### [Given problem]
Go through the data and copy every line exactly, but not the images.

### [Supplied records]
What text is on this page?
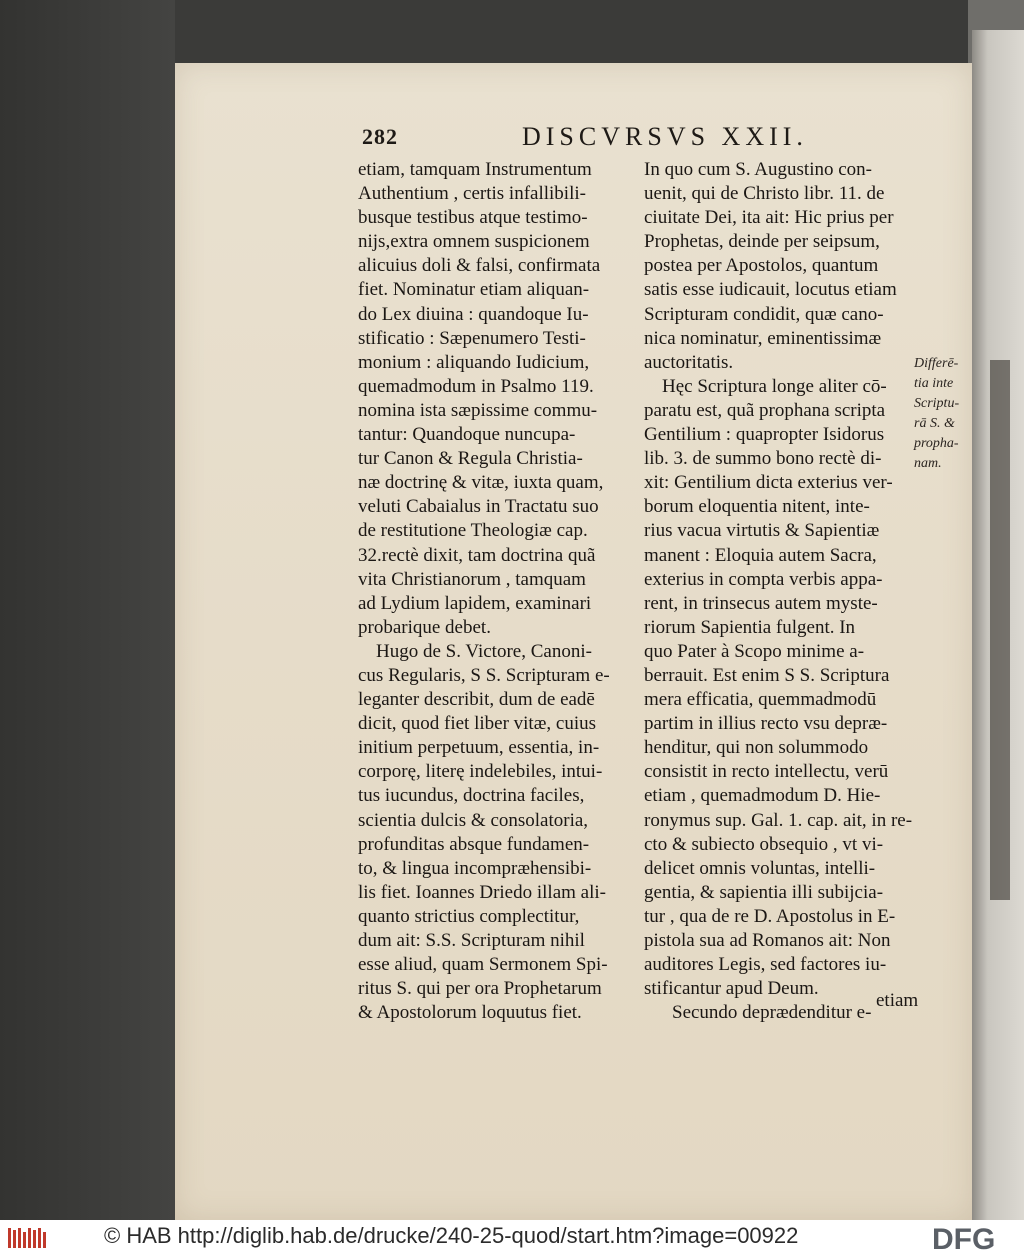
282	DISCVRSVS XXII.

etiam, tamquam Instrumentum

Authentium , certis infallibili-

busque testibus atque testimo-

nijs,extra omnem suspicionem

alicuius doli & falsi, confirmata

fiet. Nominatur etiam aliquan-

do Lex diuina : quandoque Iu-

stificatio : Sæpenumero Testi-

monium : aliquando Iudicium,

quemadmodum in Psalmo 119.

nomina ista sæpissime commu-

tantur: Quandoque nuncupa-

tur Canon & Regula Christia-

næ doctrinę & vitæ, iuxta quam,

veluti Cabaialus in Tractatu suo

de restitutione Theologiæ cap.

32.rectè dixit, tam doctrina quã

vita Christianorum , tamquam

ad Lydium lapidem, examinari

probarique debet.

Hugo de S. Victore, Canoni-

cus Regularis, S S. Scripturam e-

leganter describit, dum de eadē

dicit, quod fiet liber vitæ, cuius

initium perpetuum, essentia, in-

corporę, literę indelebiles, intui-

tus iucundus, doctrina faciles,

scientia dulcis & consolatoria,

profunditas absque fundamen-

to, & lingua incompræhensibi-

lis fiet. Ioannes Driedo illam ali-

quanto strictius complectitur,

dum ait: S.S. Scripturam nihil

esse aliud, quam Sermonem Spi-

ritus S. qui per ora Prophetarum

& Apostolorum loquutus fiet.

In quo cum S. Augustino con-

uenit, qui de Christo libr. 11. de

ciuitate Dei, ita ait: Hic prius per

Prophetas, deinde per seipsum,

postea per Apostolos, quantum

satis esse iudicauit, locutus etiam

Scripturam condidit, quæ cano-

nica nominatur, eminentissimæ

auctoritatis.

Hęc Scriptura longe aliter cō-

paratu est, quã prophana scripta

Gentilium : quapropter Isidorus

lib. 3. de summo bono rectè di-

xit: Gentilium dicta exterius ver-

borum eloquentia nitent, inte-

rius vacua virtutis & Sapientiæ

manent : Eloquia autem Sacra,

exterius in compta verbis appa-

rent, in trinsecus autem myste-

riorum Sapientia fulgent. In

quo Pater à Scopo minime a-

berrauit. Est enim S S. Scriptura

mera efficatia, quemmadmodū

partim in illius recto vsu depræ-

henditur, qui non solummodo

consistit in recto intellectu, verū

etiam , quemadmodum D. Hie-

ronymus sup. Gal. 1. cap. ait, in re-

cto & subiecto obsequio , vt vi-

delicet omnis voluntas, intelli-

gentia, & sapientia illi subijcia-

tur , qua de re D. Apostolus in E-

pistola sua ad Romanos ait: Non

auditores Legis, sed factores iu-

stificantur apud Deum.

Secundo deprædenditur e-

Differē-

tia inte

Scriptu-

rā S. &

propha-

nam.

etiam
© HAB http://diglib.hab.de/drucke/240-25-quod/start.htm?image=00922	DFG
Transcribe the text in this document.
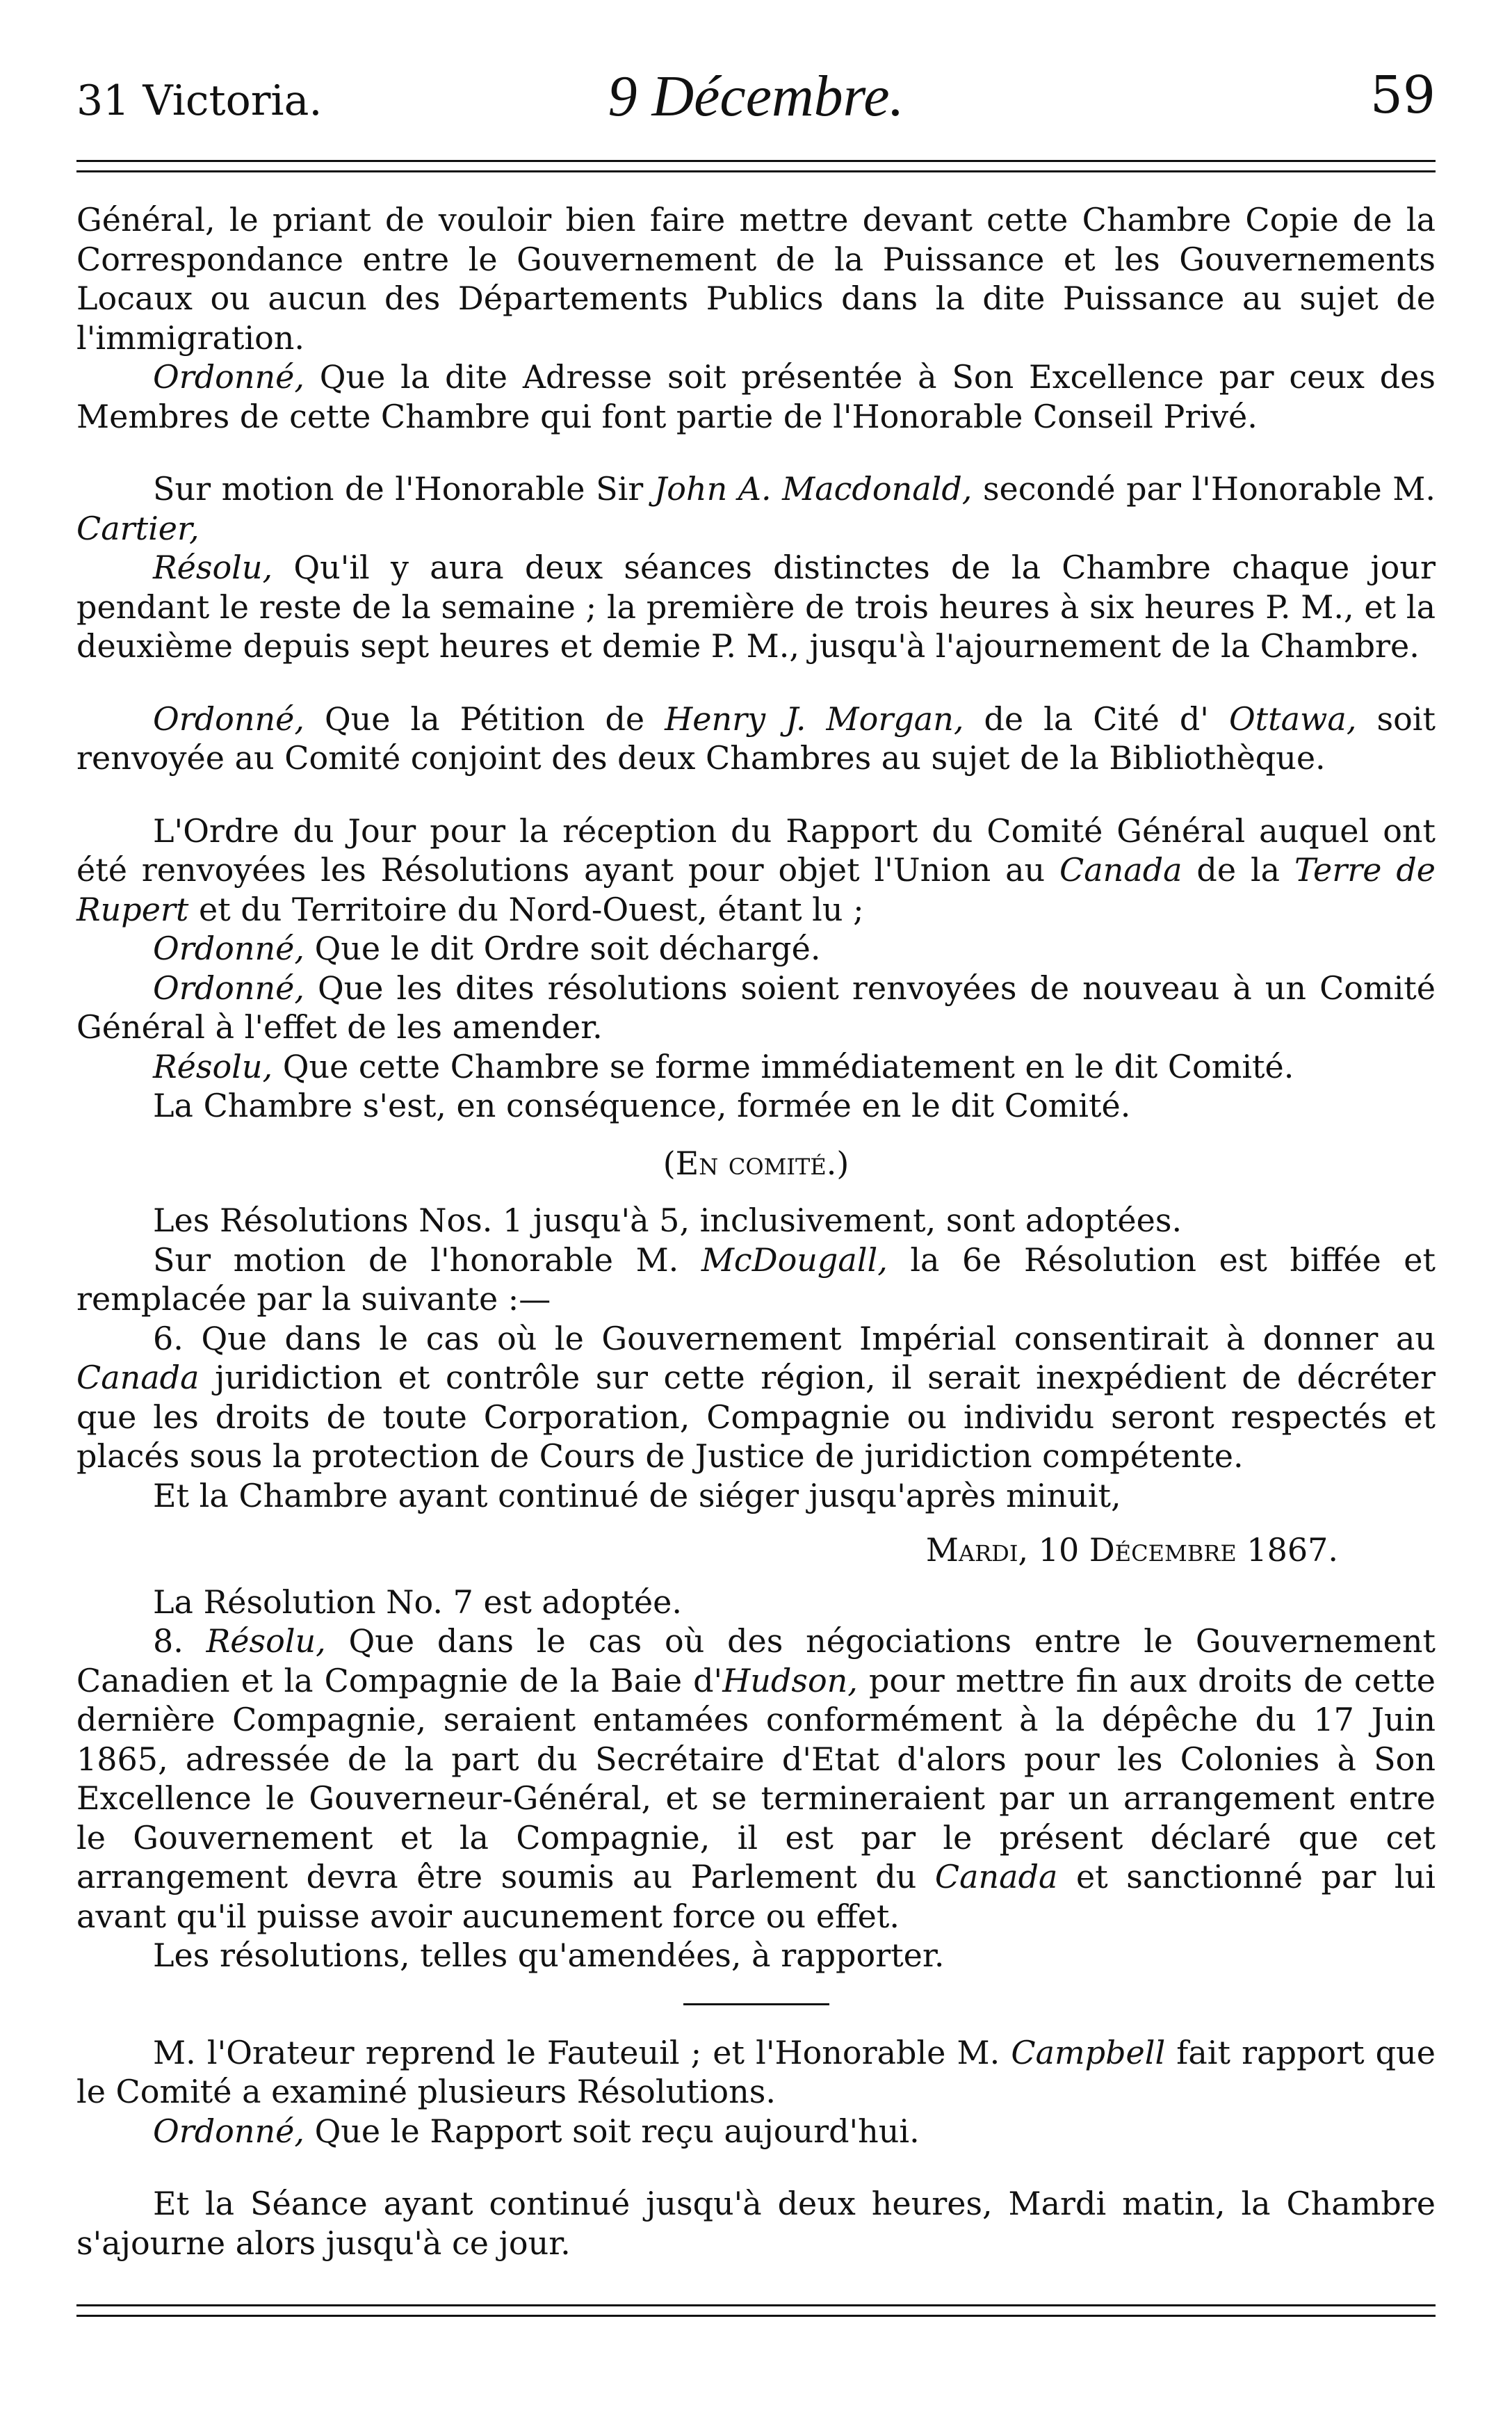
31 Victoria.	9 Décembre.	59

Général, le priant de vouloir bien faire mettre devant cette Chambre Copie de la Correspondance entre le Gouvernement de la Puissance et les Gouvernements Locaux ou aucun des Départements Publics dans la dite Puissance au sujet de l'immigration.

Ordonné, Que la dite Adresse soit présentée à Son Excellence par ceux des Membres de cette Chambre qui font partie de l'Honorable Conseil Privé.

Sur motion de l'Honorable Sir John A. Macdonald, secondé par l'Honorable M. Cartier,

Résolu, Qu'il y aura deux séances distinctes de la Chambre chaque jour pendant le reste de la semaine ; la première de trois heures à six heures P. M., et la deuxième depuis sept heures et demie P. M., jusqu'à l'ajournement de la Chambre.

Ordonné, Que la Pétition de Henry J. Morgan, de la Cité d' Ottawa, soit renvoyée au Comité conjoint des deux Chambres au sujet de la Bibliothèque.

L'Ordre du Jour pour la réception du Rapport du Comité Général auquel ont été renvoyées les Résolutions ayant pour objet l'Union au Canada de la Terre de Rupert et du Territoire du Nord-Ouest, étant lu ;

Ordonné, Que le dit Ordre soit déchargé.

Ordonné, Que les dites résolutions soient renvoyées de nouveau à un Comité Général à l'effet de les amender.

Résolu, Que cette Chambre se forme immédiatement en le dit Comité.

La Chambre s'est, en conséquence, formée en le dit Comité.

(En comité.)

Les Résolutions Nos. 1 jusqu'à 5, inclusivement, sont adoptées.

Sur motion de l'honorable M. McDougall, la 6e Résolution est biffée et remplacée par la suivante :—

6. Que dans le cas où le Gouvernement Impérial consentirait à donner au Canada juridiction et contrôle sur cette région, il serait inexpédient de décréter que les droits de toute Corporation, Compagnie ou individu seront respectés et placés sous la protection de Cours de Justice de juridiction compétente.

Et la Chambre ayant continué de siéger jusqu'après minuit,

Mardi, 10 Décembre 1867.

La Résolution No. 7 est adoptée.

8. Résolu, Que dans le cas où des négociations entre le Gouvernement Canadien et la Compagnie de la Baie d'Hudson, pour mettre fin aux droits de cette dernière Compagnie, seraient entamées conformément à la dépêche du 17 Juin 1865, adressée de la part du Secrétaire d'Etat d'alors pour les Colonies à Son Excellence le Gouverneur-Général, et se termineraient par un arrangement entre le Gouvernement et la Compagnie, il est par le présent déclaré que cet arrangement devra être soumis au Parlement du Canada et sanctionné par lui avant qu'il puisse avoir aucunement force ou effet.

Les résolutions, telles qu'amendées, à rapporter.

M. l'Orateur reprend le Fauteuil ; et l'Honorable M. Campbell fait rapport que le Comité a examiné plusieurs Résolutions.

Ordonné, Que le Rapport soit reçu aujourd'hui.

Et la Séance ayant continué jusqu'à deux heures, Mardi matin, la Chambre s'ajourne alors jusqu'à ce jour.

### [Written solution]
What text is on this page?
282	DISCVRSVS XXII.

etiam, tamquam Instrumentum

Authentium , certis infallibili-

busque testibus atque testimo-

nijs,extra omnem suspicionem

alicuius doli & falsi, confirmata

fiet. Nominatur etiam aliquan-

do Lex diuina : quandoque Iu-

stificatio : Sæpenumero Testi-

monium : aliquando Iudicium,

quemadmodum in Psalmo 119.

nomina ista sæpissime commu-

tantur: Quandoque nuncupa-

tur Canon & Regula Christia-

næ doctrinę & vitæ, iuxta quam,

veluti Cabaialus in Tractatu suo

de restitutione Theologiæ cap.

32.rectè dixit, tam doctrina quã

vita Christianorum , tamquam

ad Lydium lapidem, examinari

probarique debet.

Hugo de S. Victore, Canoni-

cus Regularis, S S. Scripturam e-

leganter describit, dum de eadē

dicit, quod fiet liber vitæ, cuius

initium perpetuum, essentia, in-

corporę, literę indelebiles, intui-

tus iucundus, doctrina faciles,

scientia dulcis & consolatoria,

profunditas absque fundamen-

to, & lingua incompræhensibi-

lis fiet. Ioannes Driedo illam ali-

quanto strictius complectitur,

dum ait: S.S. Scripturam nihil

esse aliud, quam Sermonem Spi-

ritus S. qui per ora Prophetarum

& Apostolorum loquutus fiet.

In quo cum S. Augustino con-

uenit, qui de Christo libr. 11. de

ciuitate Dei, ita ait: Hic prius per

Prophetas, deinde per seipsum,

postea per Apostolos, quantum

satis esse iudicauit, locutus etiam

Scripturam condidit, quæ cano-

nica nominatur, eminentissimæ

auctoritatis.

Hęc Scriptura longe aliter cō-

paratu est, quã prophana scripta

Gentilium : quapropter Isidorus

lib. 3. de summo bono rectè di-

xit: Gentilium dicta exterius ver-

borum eloquentia nitent, inte-

rius vacua virtutis & Sapientiæ

manent : Eloquia autem Sacra,

exterius in compta verbis appa-

rent, in trinsecus autem myste-

riorum Sapientia fulgent. In

quo Pater à Scopo minime a-

berrauit. Est enim S S. Scriptura

mera efficatia, quemmadmodū

partim in illius recto vsu depræ-

henditur, qui non solummodo

consistit in recto intellectu, verū

etiam , quemadmodum D. Hie-

ronymus sup. Gal. 1. cap. ait, in re-

cto & subiecto obsequio , vt vi-

delicet omnis voluntas, intelli-

gentia, & sapientia illi subijcia-

tur , qua de re D. Apostolus in E-

pistola sua ad Romanos ait: Non

auditores Legis, sed factores iu-

stificantur apud Deum.

Secundo deprædenditur e-

Differē-

tia inte

Scriptu-

rā S. &

propha-

nam.

etiam
© HAB http://diglib.hab.de/drucke/240-25-quod/start.htm?image=00922	DFG
Transcribe the text in this document.
31 Victoria.	9 Décembre.	59

Général, le priant de vouloir bien faire mettre devant cette Chambre Copie de la Correspondance entre le Gouvernement de la Puissance et les Gouvernements Locaux ou aucun des Départements Publics dans la dite Puissance au sujet de l'immigration.

Ordonné, Que la dite Adresse soit présentée à Son Excellence par ceux des Membres de cette Chambre qui font partie de l'Honorable Conseil Privé.

Sur motion de l'Honorable Sir John A. Macdonald, secondé par l'Honorable M. Cartier,

Résolu, Qu'il y aura deux séances distinctes de la Chambre chaque jour pendant le reste de la semaine ; la première de trois heures à six heures P. M., et la deuxième depuis sept heures et demie P. M., jusqu'à l'ajournement de la Chambre.

Ordonné, Que la Pétition de Henry J. Morgan, de la Cité d' Ottawa, soit renvoyée au Comité conjoint des deux Chambres au sujet de la Bibliothèque.

L'Ordre du Jour pour la réception du Rapport du Comité Général auquel ont été renvoyées les Résolutions ayant pour objet l'Union au Canada de la Terre de Rupert et du Territoire du Nord-Ouest, étant lu ;

Ordonné, Que le dit Ordre soit déchargé.

Ordonné, Que les dites résolutions soient renvoyées de nouveau à un Comité Général à l'effet de les amender.

Résolu, Que cette Chambre se forme immédiatement en le dit Comité.

La Chambre s'est, en conséquence, formée en le dit Comité.

(En comité.)

Les Résolutions Nos. 1 jusqu'à 5, inclusivement, sont adoptées.

Sur motion de l'honorable M. McDougall, la 6e Résolution est biffée et remplacée par la suivante :—

6. Que dans le cas où le Gouvernement Impérial consentirait à donner au Canada juridiction et contrôle sur cette région, il serait inexpédient de décréter que les droits de toute Corporation, Compagnie ou individu seront respectés et placés sous la protection de Cours de Justice de juridiction compétente.

Et la Chambre ayant continué de siéger jusqu'après minuit,

Mardi, 10 Décembre 1867.

La Résolution No. 7 est adoptée.

8. Résolu, Que dans le cas où des négociations entre le Gouvernement Canadien et la Compagnie de la Baie d'Hudson, pour mettre fin aux droits de cette dernière Compagnie, seraient entamées conformément à la dépêche du 17 Juin 1865, adressée de la part du Secrétaire d'Etat d'alors pour les Colonies à Son Excellence le Gouverneur-Général, et se termineraient par un arrangement entre le Gouvernement et la Compagnie, il est par le présent déclaré que cet arrangement devra être soumis au Parlement du Canada et sanctionné par lui avant qu'il puisse avoir aucunement force ou effet.

Les résolutions, telles qu'amendées, à rapporter.

M. l'Orateur reprend le Fauteuil ; et l'Honorable M. Campbell fait rapport que le Comité a examiné plusieurs Résolutions.

Ordonné, Que le Rapport soit reçu aujourd'hui.

Et la Séance ayant continué jusqu'à deux heures, Mardi matin, la Chambre s'ajourne alors jusqu'à ce jour.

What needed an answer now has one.